--- Data lines ---
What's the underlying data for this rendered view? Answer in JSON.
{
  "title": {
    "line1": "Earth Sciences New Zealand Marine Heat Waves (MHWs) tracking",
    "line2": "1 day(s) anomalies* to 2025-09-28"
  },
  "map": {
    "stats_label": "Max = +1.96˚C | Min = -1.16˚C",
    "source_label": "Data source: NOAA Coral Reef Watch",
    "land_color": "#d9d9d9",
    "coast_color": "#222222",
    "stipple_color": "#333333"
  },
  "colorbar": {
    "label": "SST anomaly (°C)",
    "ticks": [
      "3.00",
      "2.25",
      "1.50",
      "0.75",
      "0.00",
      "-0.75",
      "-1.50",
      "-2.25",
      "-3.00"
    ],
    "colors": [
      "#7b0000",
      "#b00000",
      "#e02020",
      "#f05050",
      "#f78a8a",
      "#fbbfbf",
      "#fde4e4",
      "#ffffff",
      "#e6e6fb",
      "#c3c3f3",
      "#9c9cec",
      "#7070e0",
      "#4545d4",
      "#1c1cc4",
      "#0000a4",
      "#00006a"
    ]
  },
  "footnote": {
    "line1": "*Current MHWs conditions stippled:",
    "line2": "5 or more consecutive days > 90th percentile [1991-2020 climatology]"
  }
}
---
== Exercise instructions ==
Take the listing above and set it down exactly.

== The reply ==
What's the underlying data for this rendered view? Answer in JSON.
{
  "title": {
    "line1": "Earth Sciences New Zealand Marine Heat Waves (MHWs) tracking",
    "line2": "1 day(s) anomalies* to 2025-09-28"
  },
  "map": {
    "stats_label": "Max = +1.96˚C | Min = -1.16˚C",
    "source_label": "Data source: NOAA Coral Reef Watch",
    "land_color": "#d9d9d9",
    "coast_color": "#222222",
    "stipple_color": "#333333"
  },
  "colorbar": {
    "label": "SST anomaly (°C)",
    "ticks": [
      "3.00",
      "2.25",
      "1.50",
      "0.75",
      "0.00",
      "-0.75",
      "-1.50",
      "-2.25",
      "-3.00"
    ],
    "colors": [
      "#7b0000",
      "#b00000",
      "#e02020",
      "#f05050",
      "#f78a8a",
      "#fbbfbf",
      "#fde4e4",
      "#ffffff",
      "#e6e6fb",
      "#c3c3f3",
      "#9c9cec",
      "#7070e0",
      "#4545d4",
      "#1c1cc4",
      "#0000a4",
      "#00006a"
    ]
  },
  "footnote": {
    "line1": "*Current MHWs conditions stippled:",
    "line2": "5 or more consecutive days > 90th percentile [1991-2020 climatology]"
  }
}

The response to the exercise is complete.